### Your goal
Each line that includes the string "Display" counts once; give the total and nothing else.

---------- Entries

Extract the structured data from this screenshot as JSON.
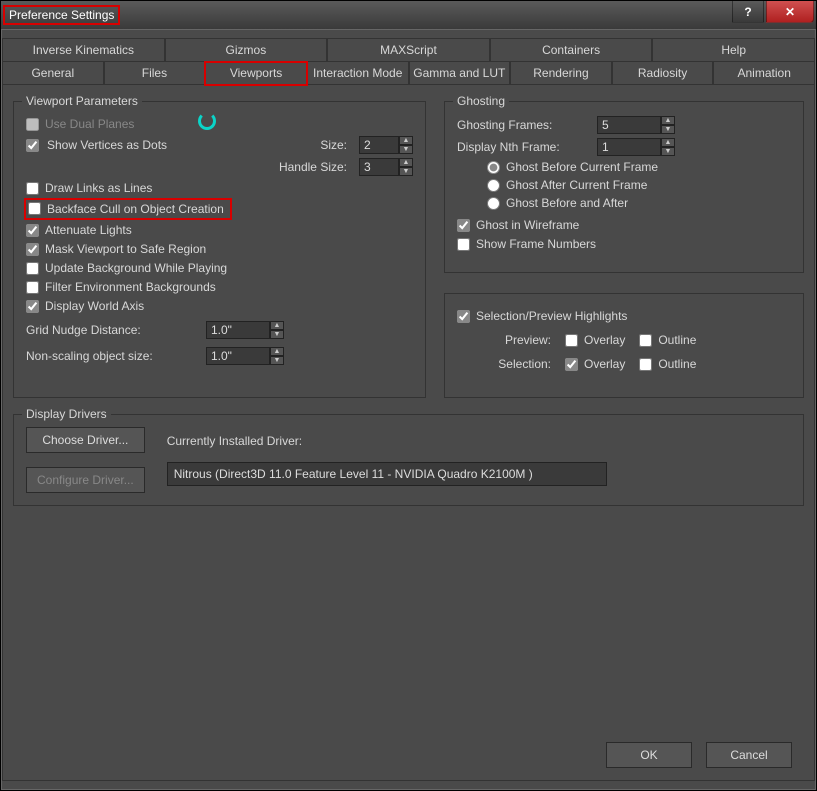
{
  "window": {
    "title": "Preference Settings"
  },
  "tabs_row1": [
    "Inverse Kinematics",
    "Gizmos",
    "MAXScript",
    "Containers",
    "Help"
  ],
  "tabs_row2": [
    "General",
    "Files",
    "Viewports",
    "Interaction Mode",
    "Gamma and LUT",
    "Rendering",
    "Radiosity",
    "Animation"
  ],
  "active_tab": "Viewports",
  "viewport_params": {
    "title": "Viewport Parameters",
    "use_dual_planes": "Use Dual Planes",
    "show_vertices": "Show Vertices as Dots",
    "size_lbl": "Size:",
    "size_val": "2",
    "handle_size_lbl": "Handle Size:",
    "handle_size_val": "3",
    "draw_links": "Draw Links as Lines",
    "backface": "Backface Cull on Object Creation",
    "attenuate": "Attenuate Lights",
    "mask": "Mask Viewport to Safe Region",
    "update_bg": "Update Background While Playing",
    "filter_env": "Filter Environment Backgrounds",
    "display_axis": "Display World Axis",
    "grid_nudge_lbl": "Grid Nudge Distance:",
    "grid_nudge_val": "1.0\"",
    "nonscale_lbl": "Non-scaling object size:",
    "nonscale_val": "1.0\""
  },
  "ghosting": {
    "title": "Ghosting",
    "frames_lbl": "Ghosting Frames:",
    "frames_val": "5",
    "nth_lbl": "Display Nth Frame:",
    "nth_val": "1",
    "before": "Ghost Before Current Frame",
    "after": "Ghost After Current Frame",
    "both": "Ghost Before and After",
    "wire": "Ghost in Wireframe",
    "numbers": "Show Frame Numbers"
  },
  "selection": {
    "title": "Selection/Preview Highlights",
    "preview_lbl": "Preview:",
    "selection_lbl": "Selection:",
    "overlay": "Overlay",
    "outline": "Outline"
  },
  "drivers": {
    "title": "Display Drivers",
    "choose": "Choose Driver...",
    "configure": "Configure Driver...",
    "installed_lbl": "Currently Installed Driver:",
    "installed_val": "Nitrous (Direct3D 11.0 Feature Level 11 - NVIDIA Quadro K2100M )"
  },
  "footer": {
    "ok": "OK",
    "cancel": "Cancel"
  }
}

--------------------

### Answer in full
3